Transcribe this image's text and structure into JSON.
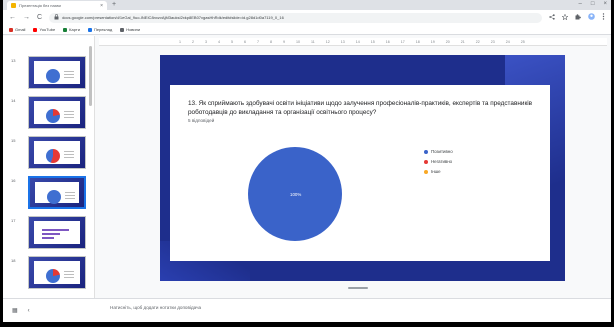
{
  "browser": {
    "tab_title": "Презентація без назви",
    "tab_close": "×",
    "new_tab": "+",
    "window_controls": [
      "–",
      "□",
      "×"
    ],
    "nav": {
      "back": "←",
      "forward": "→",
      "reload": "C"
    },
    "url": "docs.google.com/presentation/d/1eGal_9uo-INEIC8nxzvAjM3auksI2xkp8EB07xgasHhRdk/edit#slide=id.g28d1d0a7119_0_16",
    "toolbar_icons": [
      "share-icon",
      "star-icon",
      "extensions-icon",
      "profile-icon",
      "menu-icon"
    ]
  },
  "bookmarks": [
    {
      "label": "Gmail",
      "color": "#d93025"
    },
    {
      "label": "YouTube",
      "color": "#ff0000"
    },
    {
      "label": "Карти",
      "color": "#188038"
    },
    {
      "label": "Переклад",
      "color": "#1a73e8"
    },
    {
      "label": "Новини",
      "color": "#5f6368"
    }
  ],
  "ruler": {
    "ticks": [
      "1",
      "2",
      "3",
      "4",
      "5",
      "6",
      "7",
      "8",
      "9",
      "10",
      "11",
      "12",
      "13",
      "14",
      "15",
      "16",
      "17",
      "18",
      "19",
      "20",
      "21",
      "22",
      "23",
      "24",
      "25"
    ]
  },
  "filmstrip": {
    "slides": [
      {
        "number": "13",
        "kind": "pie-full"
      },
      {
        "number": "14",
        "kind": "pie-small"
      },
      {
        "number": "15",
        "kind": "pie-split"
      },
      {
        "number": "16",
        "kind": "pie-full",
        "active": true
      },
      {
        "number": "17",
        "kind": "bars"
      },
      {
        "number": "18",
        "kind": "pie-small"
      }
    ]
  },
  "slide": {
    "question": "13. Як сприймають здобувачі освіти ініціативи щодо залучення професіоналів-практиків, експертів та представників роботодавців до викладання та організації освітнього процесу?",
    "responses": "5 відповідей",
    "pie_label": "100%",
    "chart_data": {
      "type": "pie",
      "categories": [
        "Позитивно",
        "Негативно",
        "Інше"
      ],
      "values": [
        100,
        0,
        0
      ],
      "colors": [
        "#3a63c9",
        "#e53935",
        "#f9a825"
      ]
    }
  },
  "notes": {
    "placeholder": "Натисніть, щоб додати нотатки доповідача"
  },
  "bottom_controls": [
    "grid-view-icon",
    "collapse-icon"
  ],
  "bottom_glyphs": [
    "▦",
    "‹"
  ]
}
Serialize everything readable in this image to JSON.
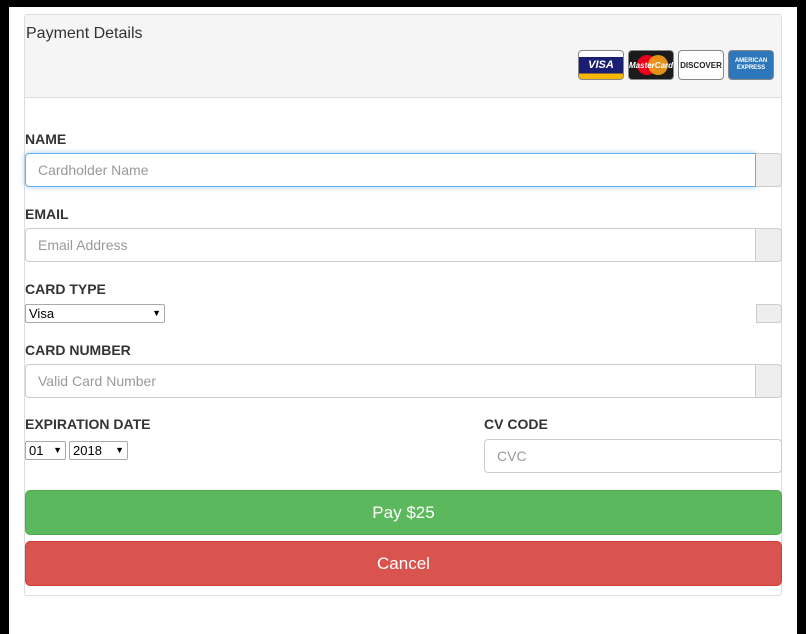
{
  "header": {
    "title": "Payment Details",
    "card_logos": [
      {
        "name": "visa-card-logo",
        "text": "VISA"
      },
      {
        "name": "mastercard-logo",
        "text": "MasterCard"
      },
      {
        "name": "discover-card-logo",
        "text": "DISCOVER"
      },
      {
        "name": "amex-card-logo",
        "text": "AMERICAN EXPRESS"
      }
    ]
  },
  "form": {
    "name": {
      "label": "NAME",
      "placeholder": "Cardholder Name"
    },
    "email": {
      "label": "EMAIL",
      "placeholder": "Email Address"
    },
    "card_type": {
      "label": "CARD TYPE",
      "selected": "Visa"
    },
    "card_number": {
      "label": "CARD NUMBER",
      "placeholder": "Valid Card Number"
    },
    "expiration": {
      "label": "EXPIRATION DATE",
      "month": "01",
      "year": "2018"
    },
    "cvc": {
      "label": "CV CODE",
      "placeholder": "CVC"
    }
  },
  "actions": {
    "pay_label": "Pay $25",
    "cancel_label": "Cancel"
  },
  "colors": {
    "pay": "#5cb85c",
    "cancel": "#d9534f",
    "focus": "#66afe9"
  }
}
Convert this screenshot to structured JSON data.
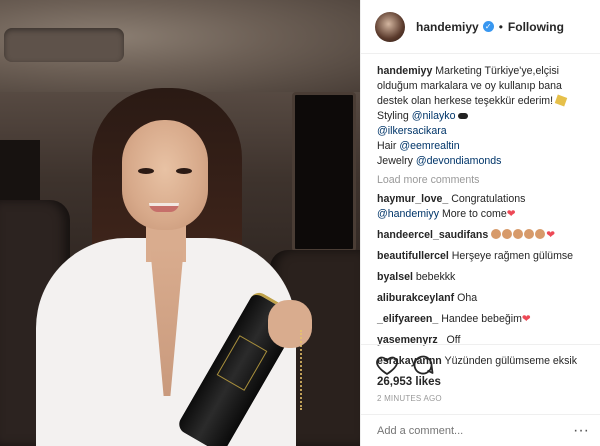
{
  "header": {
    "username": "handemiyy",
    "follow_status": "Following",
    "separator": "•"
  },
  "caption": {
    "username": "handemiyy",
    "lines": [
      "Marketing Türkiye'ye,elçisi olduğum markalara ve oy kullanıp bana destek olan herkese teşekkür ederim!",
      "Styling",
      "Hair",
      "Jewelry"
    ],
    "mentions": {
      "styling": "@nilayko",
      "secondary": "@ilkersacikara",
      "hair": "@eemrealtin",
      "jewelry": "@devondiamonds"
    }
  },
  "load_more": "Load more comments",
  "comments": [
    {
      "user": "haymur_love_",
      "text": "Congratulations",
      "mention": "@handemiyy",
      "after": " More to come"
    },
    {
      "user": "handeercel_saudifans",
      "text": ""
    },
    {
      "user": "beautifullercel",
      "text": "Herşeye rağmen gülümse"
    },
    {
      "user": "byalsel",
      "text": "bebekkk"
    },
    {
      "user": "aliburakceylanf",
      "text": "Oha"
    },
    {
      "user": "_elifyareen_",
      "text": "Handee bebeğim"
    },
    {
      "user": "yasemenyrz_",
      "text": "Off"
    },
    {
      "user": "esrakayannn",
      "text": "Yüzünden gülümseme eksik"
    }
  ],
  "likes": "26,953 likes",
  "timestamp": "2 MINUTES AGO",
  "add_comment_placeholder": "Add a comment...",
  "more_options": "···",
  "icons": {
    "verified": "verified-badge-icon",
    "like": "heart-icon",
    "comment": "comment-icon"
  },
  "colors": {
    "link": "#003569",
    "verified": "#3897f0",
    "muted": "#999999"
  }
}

■ **GIVEN REQUEST**:
Make an exact copy of the listing above. Do not include the pictures.

■ **FINAL ANSWER**:
Transcribe this image's text and structure into JSON.
{
  "browser": {
    "tab_title": "Презентація без назви",
    "tab_close": "×",
    "new_tab": "+",
    "window_controls": [
      "–",
      "□",
      "×"
    ],
    "nav": {
      "back": "←",
      "forward": "→",
      "reload": "C"
    },
    "url": "docs.google.com/presentation/d/1eGal_9uo-INEIC8nxzvAjM3auksI2xkp8EB07xgasHhRdk/edit#slide=id.g28d1d0a7119_0_16",
    "toolbar_icons": [
      "share-icon",
      "star-icon",
      "extensions-icon",
      "profile-icon",
      "menu-icon"
    ]
  },
  "bookmarks": [
    {
      "label": "Gmail",
      "color": "#d93025"
    },
    {
      "label": "YouTube",
      "color": "#ff0000"
    },
    {
      "label": "Карти",
      "color": "#188038"
    },
    {
      "label": "Переклад",
      "color": "#1a73e8"
    },
    {
      "label": "Новини",
      "color": "#5f6368"
    }
  ],
  "ruler": {
    "ticks": [
      "1",
      "2",
      "3",
      "4",
      "5",
      "6",
      "7",
      "8",
      "9",
      "10",
      "11",
      "12",
      "13",
      "14",
      "15",
      "16",
      "17",
      "18",
      "19",
      "20",
      "21",
      "22",
      "23",
      "24",
      "25"
    ]
  },
  "filmstrip": {
    "slides": [
      {
        "number": "13",
        "kind": "pie-full"
      },
      {
        "number": "14",
        "kind": "pie-small"
      },
      {
        "number": "15",
        "kind": "pie-split"
      },
      {
        "number": "16",
        "kind": "pie-full",
        "active": true
      },
      {
        "number": "17",
        "kind": "bars"
      },
      {
        "number": "18",
        "kind": "pie-small"
      }
    ]
  },
  "slide": {
    "question": "13. Як сприймають здобувачі освіти ініціативи щодо залучення професіоналів-практиків, експертів та представників роботодавців до викладання та організації освітнього процесу?",
    "responses": "5 відповідей",
    "pie_label": "100%",
    "chart_data": {
      "type": "pie",
      "categories": [
        "Позитивно",
        "Негативно",
        "Інше"
      ],
      "values": [
        100,
        0,
        0
      ],
      "colors": [
        "#3a63c9",
        "#e53935",
        "#f9a825"
      ]
    }
  },
  "notes": {
    "placeholder": "Натисніть, щоб додати нотатки доповідача"
  },
  "bottom_controls": [
    "grid-view-icon",
    "collapse-icon"
  ],
  "bottom_glyphs": [
    "▦",
    "‹"
  ]
}
Serialize everything readable in this image to JSON.
{
  "header": {
    "title": "Payment Details",
    "card_logos": [
      {
        "name": "visa-card-logo",
        "text": "VISA"
      },
      {
        "name": "mastercard-logo",
        "text": "MasterCard"
      },
      {
        "name": "discover-card-logo",
        "text": "DISCOVER"
      },
      {
        "name": "amex-card-logo",
        "text": "AMERICAN EXPRESS"
      }
    ]
  },
  "form": {
    "name": {
      "label": "NAME",
      "placeholder": "Cardholder Name"
    },
    "email": {
      "label": "EMAIL",
      "placeholder": "Email Address"
    },
    "card_type": {
      "label": "CARD TYPE",
      "selected": "Visa"
    },
    "card_number": {
      "label": "CARD NUMBER",
      "placeholder": "Valid Card Number"
    },
    "expiration": {
      "label": "EXPIRATION DATE",
      "month": "01",
      "year": "2018"
    },
    "cvc": {
      "label": "CV CODE",
      "placeholder": "CVC"
    }
  },
  "actions": {
    "pay_label": "Pay $25",
    "cancel_label": "Cancel"
  },
  "colors": {
    "pay": "#5cb85c",
    "cancel": "#d9534f",
    "focus": "#66afe9"
  }
}
Convert this screenshot to structured JSON data.
{
  "header": {
    "username": "handemiyy",
    "follow_status": "Following",
    "separator": "•"
  },
  "caption": {
    "username": "handemiyy",
    "lines": [
      "Marketing Türkiye'ye,elçisi olduğum markalara ve oy kullanıp bana destek olan herkese teşekkür ederim!",
      "Styling",
      "Hair",
      "Jewelry"
    ],
    "mentions": {
      "styling": "@nilayko",
      "secondary": "@ilkersacikara",
      "hair": "@eemrealtin",
      "jewelry": "@devondiamonds"
    }
  },
  "load_more": "Load more comments",
  "comments": [
    {
      "user": "haymur_love_",
      "text": "Congratulations",
      "mention": "@handemiyy",
      "after": " More to come"
    },
    {
      "user": "handeercel_saudifans",
      "text": ""
    },
    {
      "user": "beautifullercel",
      "text": "Herşeye rağmen gülümse"
    },
    {
      "user": "byalsel",
      "text": "bebekkk"
    },
    {
      "user": "aliburakceylanf",
      "text": "Oha"
    },
    {
      "user": "_elifyareen_",
      "text": "Handee bebeğim"
    },
    {
      "user": "yasemenyrz_",
      "text": "Off"
    },
    {
      "user": "esrakayannn",
      "text": "Yüzünden gülümseme eksik"
    }
  ],
  "likes": "26,953 likes",
  "timestamp": "2 MINUTES AGO",
  "add_comment_placeholder": "Add a comment...",
  "more_options": "···",
  "icons": {
    "verified": "verified-badge-icon",
    "like": "heart-icon",
    "comment": "comment-icon"
  },
  "colors": {
    "link": "#003569",
    "verified": "#3897f0",
    "muted": "#999999"
  }
}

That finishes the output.